» Task requirements:
Your task is to print all of the material verbatim.

(Stored entries)
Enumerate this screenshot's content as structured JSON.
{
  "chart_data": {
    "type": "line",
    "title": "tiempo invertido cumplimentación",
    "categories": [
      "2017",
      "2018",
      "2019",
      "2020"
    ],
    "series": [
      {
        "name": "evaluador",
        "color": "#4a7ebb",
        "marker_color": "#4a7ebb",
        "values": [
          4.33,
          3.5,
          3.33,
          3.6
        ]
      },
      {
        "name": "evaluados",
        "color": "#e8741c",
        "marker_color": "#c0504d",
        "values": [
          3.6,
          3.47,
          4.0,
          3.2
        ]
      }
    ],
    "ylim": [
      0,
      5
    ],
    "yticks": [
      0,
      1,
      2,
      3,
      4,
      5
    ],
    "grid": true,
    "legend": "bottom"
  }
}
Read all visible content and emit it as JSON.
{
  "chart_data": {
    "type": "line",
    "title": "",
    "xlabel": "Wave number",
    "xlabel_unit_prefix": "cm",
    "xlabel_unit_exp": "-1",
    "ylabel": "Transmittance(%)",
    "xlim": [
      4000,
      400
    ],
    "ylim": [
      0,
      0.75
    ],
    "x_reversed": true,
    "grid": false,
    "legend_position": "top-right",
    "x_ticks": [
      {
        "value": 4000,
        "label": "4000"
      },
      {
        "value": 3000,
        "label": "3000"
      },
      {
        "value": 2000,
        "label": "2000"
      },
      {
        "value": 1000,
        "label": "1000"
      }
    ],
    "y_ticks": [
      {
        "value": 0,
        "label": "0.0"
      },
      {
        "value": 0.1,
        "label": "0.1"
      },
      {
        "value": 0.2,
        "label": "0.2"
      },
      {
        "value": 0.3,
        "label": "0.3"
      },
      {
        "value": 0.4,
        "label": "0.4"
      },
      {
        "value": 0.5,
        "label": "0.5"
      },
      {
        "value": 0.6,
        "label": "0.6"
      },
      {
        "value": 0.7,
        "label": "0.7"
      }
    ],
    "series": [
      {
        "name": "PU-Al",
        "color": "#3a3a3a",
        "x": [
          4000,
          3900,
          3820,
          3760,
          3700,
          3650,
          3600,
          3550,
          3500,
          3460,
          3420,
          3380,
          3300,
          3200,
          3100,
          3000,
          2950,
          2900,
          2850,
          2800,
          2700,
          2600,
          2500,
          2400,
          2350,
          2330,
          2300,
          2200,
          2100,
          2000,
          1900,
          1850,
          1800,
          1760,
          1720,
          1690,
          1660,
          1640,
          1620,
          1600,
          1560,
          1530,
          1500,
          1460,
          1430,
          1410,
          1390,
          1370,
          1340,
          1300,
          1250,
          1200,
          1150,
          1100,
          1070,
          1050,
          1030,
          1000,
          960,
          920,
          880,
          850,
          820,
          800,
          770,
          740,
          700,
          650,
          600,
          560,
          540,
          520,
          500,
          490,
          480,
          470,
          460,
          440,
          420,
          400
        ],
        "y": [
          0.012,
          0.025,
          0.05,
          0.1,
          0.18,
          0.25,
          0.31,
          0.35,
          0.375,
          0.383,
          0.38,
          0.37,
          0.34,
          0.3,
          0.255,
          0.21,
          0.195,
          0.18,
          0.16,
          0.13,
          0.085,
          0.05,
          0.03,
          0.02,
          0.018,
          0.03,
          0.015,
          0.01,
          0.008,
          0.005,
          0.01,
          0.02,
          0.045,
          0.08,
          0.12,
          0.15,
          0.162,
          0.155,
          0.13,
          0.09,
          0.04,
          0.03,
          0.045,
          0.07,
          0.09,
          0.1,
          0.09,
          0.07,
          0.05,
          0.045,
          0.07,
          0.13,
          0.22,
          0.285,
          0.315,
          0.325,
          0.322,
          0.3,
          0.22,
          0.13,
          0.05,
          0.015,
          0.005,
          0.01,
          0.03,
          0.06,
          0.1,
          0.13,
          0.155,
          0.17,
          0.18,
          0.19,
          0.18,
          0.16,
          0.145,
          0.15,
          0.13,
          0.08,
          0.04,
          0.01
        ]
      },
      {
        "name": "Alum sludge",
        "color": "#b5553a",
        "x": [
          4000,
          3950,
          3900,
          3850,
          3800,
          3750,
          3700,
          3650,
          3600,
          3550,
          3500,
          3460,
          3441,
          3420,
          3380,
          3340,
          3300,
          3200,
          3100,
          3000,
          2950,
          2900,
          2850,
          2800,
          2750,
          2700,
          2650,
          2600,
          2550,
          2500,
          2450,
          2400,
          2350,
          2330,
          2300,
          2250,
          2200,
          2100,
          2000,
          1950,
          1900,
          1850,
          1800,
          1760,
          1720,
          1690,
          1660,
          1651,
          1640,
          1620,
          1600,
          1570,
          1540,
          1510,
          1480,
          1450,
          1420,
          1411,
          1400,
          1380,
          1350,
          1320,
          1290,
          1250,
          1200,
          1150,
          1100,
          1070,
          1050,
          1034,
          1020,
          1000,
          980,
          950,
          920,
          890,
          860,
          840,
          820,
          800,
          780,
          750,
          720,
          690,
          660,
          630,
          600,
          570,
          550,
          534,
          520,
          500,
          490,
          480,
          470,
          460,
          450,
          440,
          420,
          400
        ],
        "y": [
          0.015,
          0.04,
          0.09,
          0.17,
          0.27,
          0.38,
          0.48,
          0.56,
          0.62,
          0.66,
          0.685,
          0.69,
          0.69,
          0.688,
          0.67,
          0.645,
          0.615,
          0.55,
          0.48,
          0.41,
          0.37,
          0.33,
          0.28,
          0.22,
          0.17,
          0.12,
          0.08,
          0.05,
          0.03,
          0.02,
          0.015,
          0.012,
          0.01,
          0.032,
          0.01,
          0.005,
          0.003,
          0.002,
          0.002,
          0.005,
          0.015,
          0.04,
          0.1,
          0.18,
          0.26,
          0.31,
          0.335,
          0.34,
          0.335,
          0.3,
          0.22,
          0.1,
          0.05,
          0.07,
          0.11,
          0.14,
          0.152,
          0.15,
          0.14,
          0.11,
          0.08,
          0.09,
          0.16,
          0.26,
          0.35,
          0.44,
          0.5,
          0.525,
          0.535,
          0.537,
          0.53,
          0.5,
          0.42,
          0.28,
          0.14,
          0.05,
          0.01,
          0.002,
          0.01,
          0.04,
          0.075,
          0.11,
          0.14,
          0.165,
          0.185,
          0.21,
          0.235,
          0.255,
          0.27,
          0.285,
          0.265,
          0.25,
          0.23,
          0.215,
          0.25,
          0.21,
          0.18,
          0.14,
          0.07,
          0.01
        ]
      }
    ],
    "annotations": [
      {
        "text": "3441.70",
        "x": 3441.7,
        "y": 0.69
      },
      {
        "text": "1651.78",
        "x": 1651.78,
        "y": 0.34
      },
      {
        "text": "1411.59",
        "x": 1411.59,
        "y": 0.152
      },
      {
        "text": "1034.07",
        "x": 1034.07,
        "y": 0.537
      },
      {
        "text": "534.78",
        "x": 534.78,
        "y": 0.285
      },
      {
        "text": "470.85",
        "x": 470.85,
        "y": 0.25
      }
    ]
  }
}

» Written response:
Enumerate this screenshot's content as structured JSON.
{
  "chart_data": {
    "type": "line",
    "title": "tiempo invertido cumplimentación",
    "categories": [
      "2017",
      "2018",
      "2019",
      "2020"
    ],
    "series": [
      {
        "name": "evaluador",
        "color": "#4a7ebb",
        "marker_color": "#4a7ebb",
        "values": [
          4.33,
          3.5,
          3.33,
          3.6
        ]
      },
      {
        "name": "evaluados",
        "color": "#e8741c",
        "marker_color": "#c0504d",
        "values": [
          3.6,
          3.47,
          4.0,
          3.2
        ]
      }
    ],
    "ylim": [
      0,
      5
    ],
    "yticks": [
      0,
      1,
      2,
      3,
      4,
      5
    ],
    "grid": true,
    "legend": "bottom"
  }
}
Read all visible content and emit it as JSON.
{
  "chart_data": {
    "type": "line",
    "title": "",
    "xlabel": "Wave number",
    "xlabel_unit_prefix": "cm",
    "xlabel_unit_exp": "-1",
    "ylabel": "Transmittance(%)",
    "xlim": [
      4000,
      400
    ],
    "ylim": [
      0,
      0.75
    ],
    "x_reversed": true,
    "grid": false,
    "legend_position": "top-right",
    "x_ticks": [
      {
        "value": 4000,
        "label": "4000"
      },
      {
        "value": 3000,
        "label": "3000"
      },
      {
        "value": 2000,
        "label": "2000"
      },
      {
        "value": 1000,
        "label": "1000"
      }
    ],
    "y_ticks": [
      {
        "value": 0,
        "label": "0.0"
      },
      {
        "value": 0.1,
        "label": "0.1"
      },
      {
        "value": 0.2,
        "label": "0.2"
      },
      {
        "value": 0.3,
        "label": "0.3"
      },
      {
        "value": 0.4,
        "label": "0.4"
      },
      {
        "value": 0.5,
        "label": "0.5"
      },
      {
        "value": 0.6,
        "label": "0.6"
      },
      {
        "value": 0.7,
        "label": "0.7"
      }
    ],
    "series": [
      {
        "name": "PU-Al",
        "color": "#3a3a3a",
        "x": [
          4000,
          3900,
          3820,
          3760,
          3700,
          3650,
          3600,
          3550,
          3500,
          3460,
          3420,
          3380,
          3300,
          3200,
          3100,
          3000,
          2950,
          2900,
          2850,
          2800,
          2700,
          2600,
          2500,
          2400,
          2350,
          2330,
          2300,
          2200,
          2100,
          2000,
          1900,
          1850,
          1800,
          1760,
          1720,
          1690,
          1660,
          1640,
          1620,
          1600,
          1560,
          1530,
          1500,
          1460,
          1430,
          1410,
          1390,
          1370,
          1340,
          1300,
          1250,
          1200,
          1150,
          1100,
          1070,
          1050,
          1030,
          1000,
          960,
          920,
          880,
          850,
          820,
          800,
          770,
          740,
          700,
          650,
          600,
          560,
          540,
          520,
          500,
          490,
          480,
          470,
          460,
          440,
          420,
          400
        ],
        "y": [
          0.012,
          0.025,
          0.05,
          0.1,
          0.18,
          0.25,
          0.31,
          0.35,
          0.375,
          0.383,
          0.38,
          0.37,
          0.34,
          0.3,
          0.255,
          0.21,
          0.195,
          0.18,
          0.16,
          0.13,
          0.085,
          0.05,
          0.03,
          0.02,
          0.018,
          0.03,
          0.015,
          0.01,
          0.008,
          0.005,
          0.01,
          0.02,
          0.045,
          0.08,
          0.12,
          0.15,
          0.162,
          0.155,
          0.13,
          0.09,
          0.04,
          0.03,
          0.045,
          0.07,
          0.09,
          0.1,
          0.09,
          0.07,
          0.05,
          0.045,
          0.07,
          0.13,
          0.22,
          0.285,
          0.315,
          0.325,
          0.322,
          0.3,
          0.22,
          0.13,
          0.05,
          0.015,
          0.005,
          0.01,
          0.03,
          0.06,
          0.1,
          0.13,
          0.155,
          0.17,
          0.18,
          0.19,
          0.18,
          0.16,
          0.145,
          0.15,
          0.13,
          0.08,
          0.04,
          0.01
        ]
      },
      {
        "name": "Alum sludge",
        "color": "#b5553a",
        "x": [
          4000,
          3950,
          3900,
          3850,
          3800,
          3750,
          3700,
          3650,
          3600,
          3550,
          3500,
          3460,
          3441,
          3420,
          3380,
          3340,
          3300,
          3200,
          3100,
          3000,
          2950,
          2900,
          2850,
          2800,
          2750,
          2700,
          2650,
          2600,
          2550,
          2500,
          2450,
          2400,
          2350,
          2330,
          2300,
          2250,
          2200,
          2100,
          2000,
          1950,
          1900,
          1850,
          1800,
          1760,
          1720,
          1690,
          1660,
          1651,
          1640,
          1620,
          1600,
          1570,
          1540,
          1510,
          1480,
          1450,
          1420,
          1411,
          1400,
          1380,
          1350,
          1320,
          1290,
          1250,
          1200,
          1150,
          1100,
          1070,
          1050,
          1034,
          1020,
          1000,
          980,
          950,
          920,
          890,
          860,
          840,
          820,
          800,
          780,
          750,
          720,
          690,
          660,
          630,
          600,
          570,
          550,
          534,
          520,
          500,
          490,
          480,
          470,
          460,
          450,
          440,
          420,
          400
        ],
        "y": [
          0.015,
          0.04,
          0.09,
          0.17,
          0.27,
          0.38,
          0.48,
          0.56,
          0.62,
          0.66,
          0.685,
          0.69,
          0.69,
          0.688,
          0.67,
          0.645,
          0.615,
          0.55,
          0.48,
          0.41,
          0.37,
          0.33,
          0.28,
          0.22,
          0.17,
          0.12,
          0.08,
          0.05,
          0.03,
          0.02,
          0.015,
          0.012,
          0.01,
          0.032,
          0.01,
          0.005,
          0.003,
          0.002,
          0.002,
          0.005,
          0.015,
          0.04,
          0.1,
          0.18,
          0.26,
          0.31,
          0.335,
          0.34,
          0.335,
          0.3,
          0.22,
          0.1,
          0.05,
          0.07,
          0.11,
          0.14,
          0.152,
          0.15,
          0.14,
          0.11,
          0.08,
          0.09,
          0.16,
          0.26,
          0.35,
          0.44,
          0.5,
          0.525,
          0.535,
          0.537,
          0.53,
          0.5,
          0.42,
          0.28,
          0.14,
          0.05,
          0.01,
          0.002,
          0.01,
          0.04,
          0.075,
          0.11,
          0.14,
          0.165,
          0.185,
          0.21,
          0.235,
          0.255,
          0.27,
          0.285,
          0.265,
          0.25,
          0.23,
          0.215,
          0.25,
          0.21,
          0.18,
          0.14,
          0.07,
          0.01
        ]
      }
    ],
    "annotations": [
      {
        "text": "3441.70",
        "x": 3441.7,
        "y": 0.69
      },
      {
        "text": "1651.78",
        "x": 1651.78,
        "y": 0.34
      },
      {
        "text": "1411.59",
        "x": 1411.59,
        "y": 0.152
      },
      {
        "text": "1034.07",
        "x": 1034.07,
        "y": 0.537
      },
      {
        "text": "534.78",
        "x": 534.78,
        "y": 0.285
      },
      {
        "text": "470.85",
        "x": 470.85,
        "y": 0.25
      }
    ]
  }
}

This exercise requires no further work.